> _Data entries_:
□ □ □

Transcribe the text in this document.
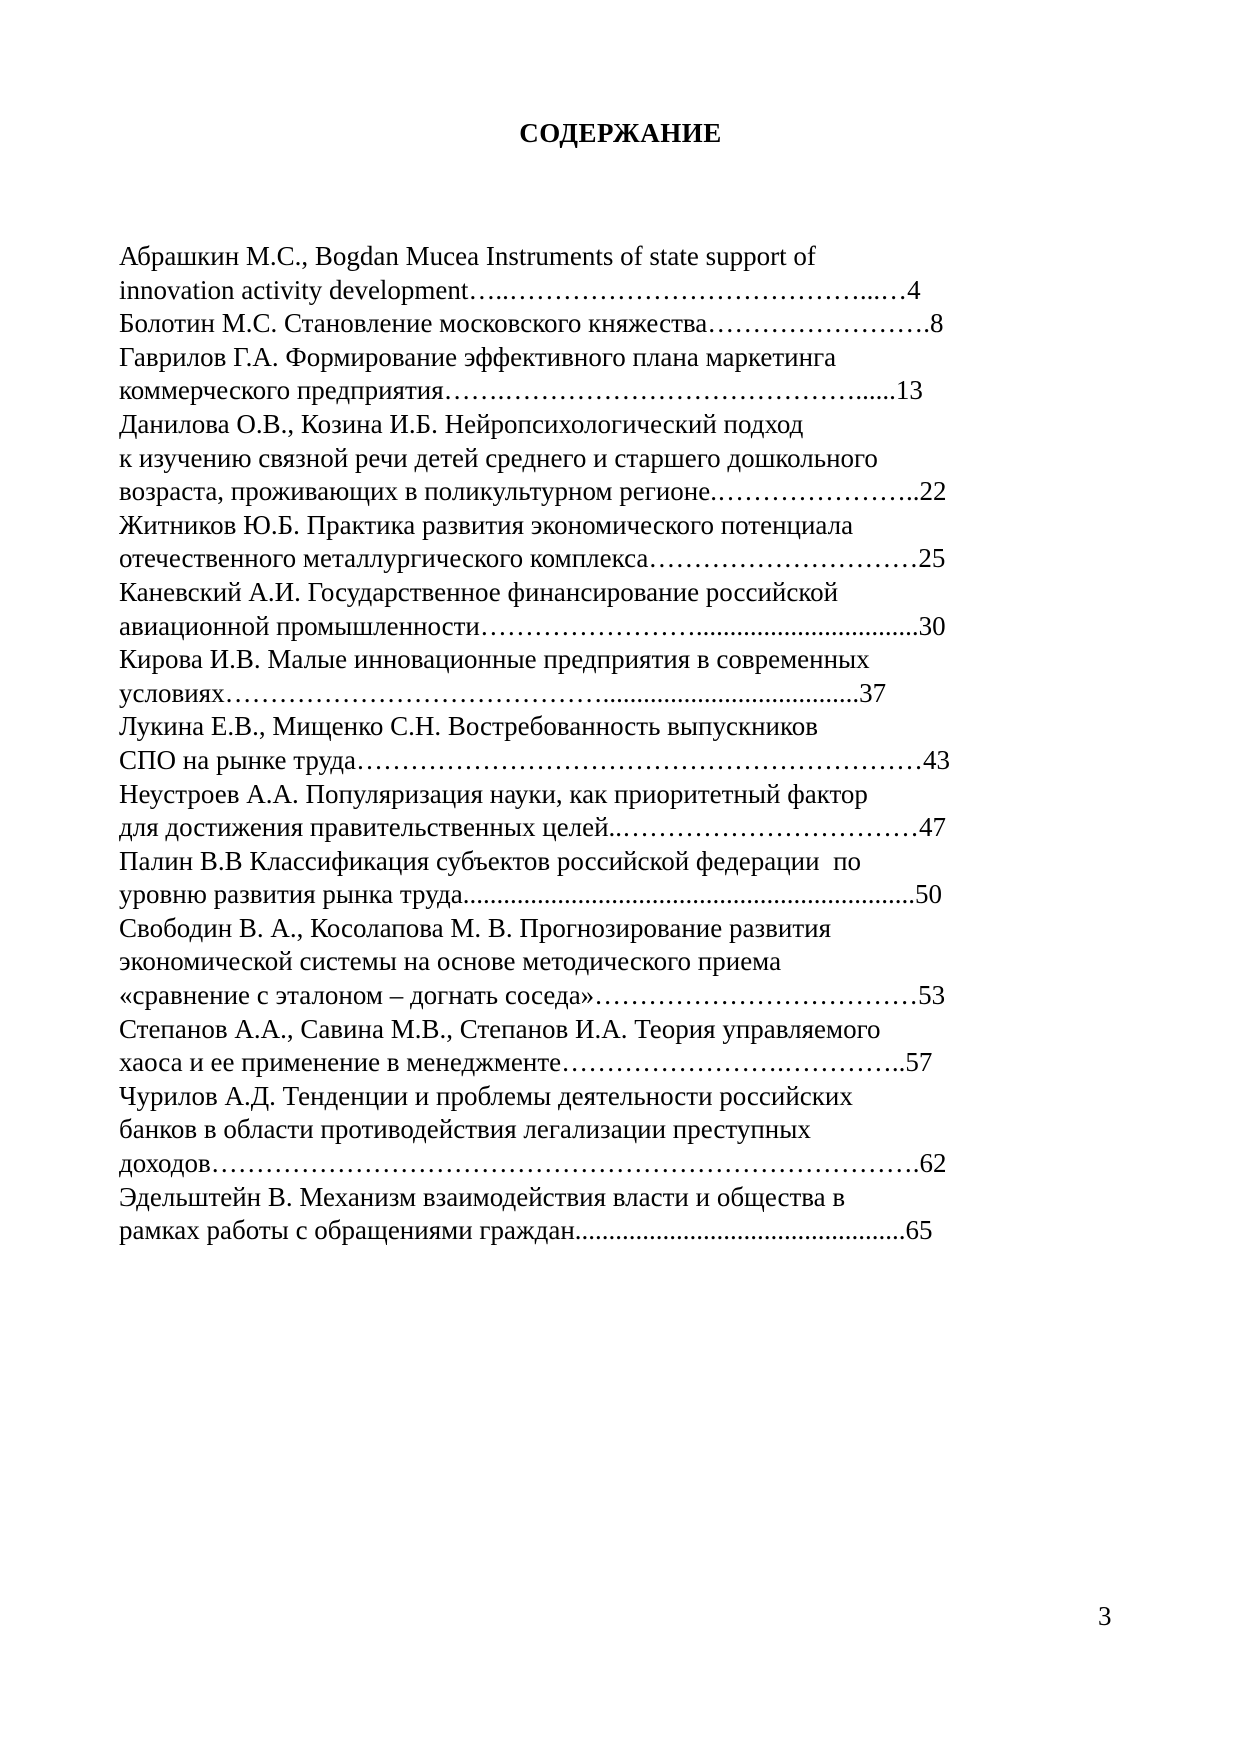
СОДЕРЖАНИЕ
Абрашкин М.С., Bogdan Mucea Instruments of state support of
innovation activity development…..…………………………………...…4
Болотин М.С. Становление московского княжества…………………….8
Гаврилов Г.А. Формирование эффективного плана маркетинга
коммерческого предприятия…….…………………………………......13
Данилова О.В., Козина И.Б. Нейропсихологический подход
к изучению связной речи детей среднего и старшего дошкольного
возраста, проживающих в поликультурном регионе.…………………..22
Житников Ю.Б. Практика развития экономического потенциала
отечественного металлургического комплекса…………………………25
Каневский А.И. Государственное финансирование российской
авиационной промышленности…………………….................................30
Кирова И.В. Малые инновационные предприятия в современных
условиях……………………………………......................................37
Лукина Е.В., Мищенко С.Н. Востребованность выпускников
СПО на рынке труда………………………………………………………43
Неустроев А.А. Популяризация науки, как приоритетный фактор
для достижения правительственных целей..……………………………47
Палин В.В Классификация субъектов российской федерации  по
уровню развития рынка труда...................................................................50
Свободин В. А., Косолапова М. В. Прогнозирование развития
экономической системы на основе методического приема
«сравнение с эталоном – догнать соседа»………………………………53
Степанов А.А., Савина М.В., Степанов И.А. Теория управляемого
хаоса и ее применение в менеджменте…………………….…………..57
Чурилов А.Д. Тенденции и проблемы деятельности российских
банков в области противодействия легализации преступных
доходов…………………………………………………………………….62
Эдельштейн В. Механизм взаимодействия власти и общества в
рамках работы с обращениями граждан.................................................65
3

□ □ □

> _REQUIRED TASK_: Quote the data above in full, leaving out the pictures it holds.

> _WORKED ANSWER_:
Transcribe the text in this document.
СОДЕРЖАНИЕ
Абрашкин М.С., Bogdan Mucea Instruments of state support of
innovation activity development…..…………………………………...…4
Болотин М.С. Становление московского княжества…………………….8
Гаврилов Г.А. Формирование эффективного плана маркетинга
коммерческого предприятия…….…………………………………......13
Данилова О.В., Козина И.Б. Нейропсихологический подход
к изучению связной речи детей среднего и старшего дошкольного
возраста, проживающих в поликультурном регионе.…………………..22
Житников Ю.Б. Практика развития экономического потенциала
отечественного металлургического комплекса…………………………25
Каневский А.И. Государственное финансирование российской
авиационной промышленности…………………….................................30
Кирова И.В. Малые инновационные предприятия в современных
условиях……………………………………......................................37
Лукина Е.В., Мищенко С.Н. Востребованность выпускников
СПО на рынке труда………………………………………………………43
Неустроев А.А. Популяризация науки, как приоритетный фактор
для достижения правительственных целей..……………………………47
Палин В.В Классификация субъектов российской федерации  по
уровню развития рынка труда...................................................................50
Свободин В. А., Косолапова М. В. Прогнозирование развития
экономической системы на основе методического приема
«сравнение с эталоном – догнать соседа»………………………………53
Степанов А.А., Савина М.В., Степанов И.А. Теория управляемого
хаоса и ее применение в менеджменте…………………….…………..57
Чурилов А.Д. Тенденции и проблемы деятельности российских
банков в области противодействия легализации преступных
доходов…………………………………………………………………….62
Эдельштейн В. Механизм взаимодействия власти и общества в
рамках работы с обращениями граждан.................................................65
3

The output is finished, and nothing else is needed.